The material below should be written out in full and exactly; pictures stay out of the copy.

■ Information shown ■
++++++++++

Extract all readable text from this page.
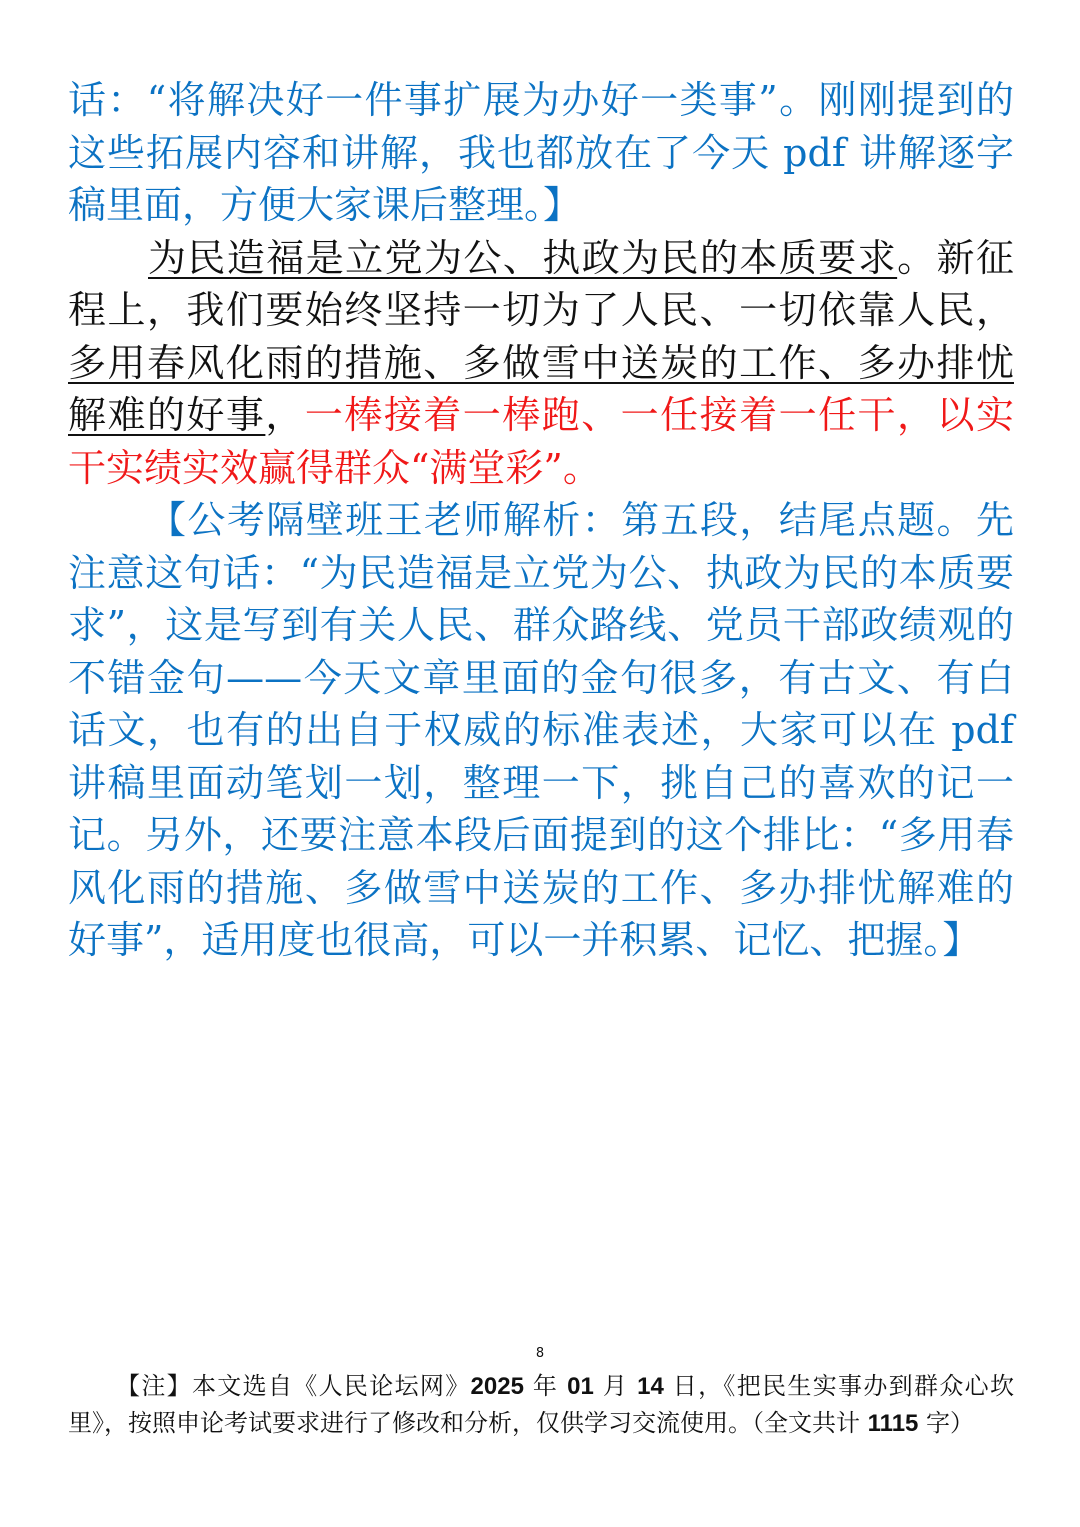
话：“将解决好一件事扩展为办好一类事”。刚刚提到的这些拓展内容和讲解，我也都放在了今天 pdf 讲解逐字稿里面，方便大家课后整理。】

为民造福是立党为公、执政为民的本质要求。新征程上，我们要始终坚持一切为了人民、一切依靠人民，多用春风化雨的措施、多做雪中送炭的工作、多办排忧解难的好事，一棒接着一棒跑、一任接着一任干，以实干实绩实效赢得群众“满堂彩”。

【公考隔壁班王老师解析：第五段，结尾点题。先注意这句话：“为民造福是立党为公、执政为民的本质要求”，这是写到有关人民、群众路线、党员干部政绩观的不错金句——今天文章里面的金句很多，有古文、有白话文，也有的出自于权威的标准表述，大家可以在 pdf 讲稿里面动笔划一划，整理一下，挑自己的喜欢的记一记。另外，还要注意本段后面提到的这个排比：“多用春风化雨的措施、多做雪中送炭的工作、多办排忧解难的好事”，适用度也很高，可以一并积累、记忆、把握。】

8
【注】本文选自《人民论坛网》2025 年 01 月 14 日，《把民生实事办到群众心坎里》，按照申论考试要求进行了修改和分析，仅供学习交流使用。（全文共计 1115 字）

++++++++++

■ The output ■
Extract all readable text from this page.
话：“将解决好一件事扩展为办好一类事”。刚刚提到的这些拓展内容和讲解，我也都放在了今天 pdf 讲解逐字稿里面，方便大家课后整理。】

为民造福是立党为公、执政为民的本质要求。新征程上，我们要始终坚持一切为了人民、一切依靠人民，多用春风化雨的措施、多做雪中送炭的工作、多办排忧解难的好事，一棒接着一棒跑、一任接着一任干，以实干实绩实效赢得群众“满堂彩”。

【公考隔壁班王老师解析：第五段，结尾点题。先注意这句话：“为民造福是立党为公、执政为民的本质要求”，这是写到有关人民、群众路线、党员干部政绩观的不错金句——今天文章里面的金句很多，有古文、有白话文，也有的出自于权威的标准表述，大家可以在 pdf 讲稿里面动笔划一划，整理一下，挑自己的喜欢的记一记。另外，还要注意本段后面提到的这个排比：“多用春风化雨的措施、多做雪中送炭的工作、多办排忧解难的好事”，适用度也很高，可以一并积累、记忆、把握。】

8
【注】本文选自《人民论坛网》2025 年 01 月 14 日，《把民生实事办到群众心坎里》，按照申论考试要求进行了修改和分析，仅供学习交流使用。（全文共计 1115 字）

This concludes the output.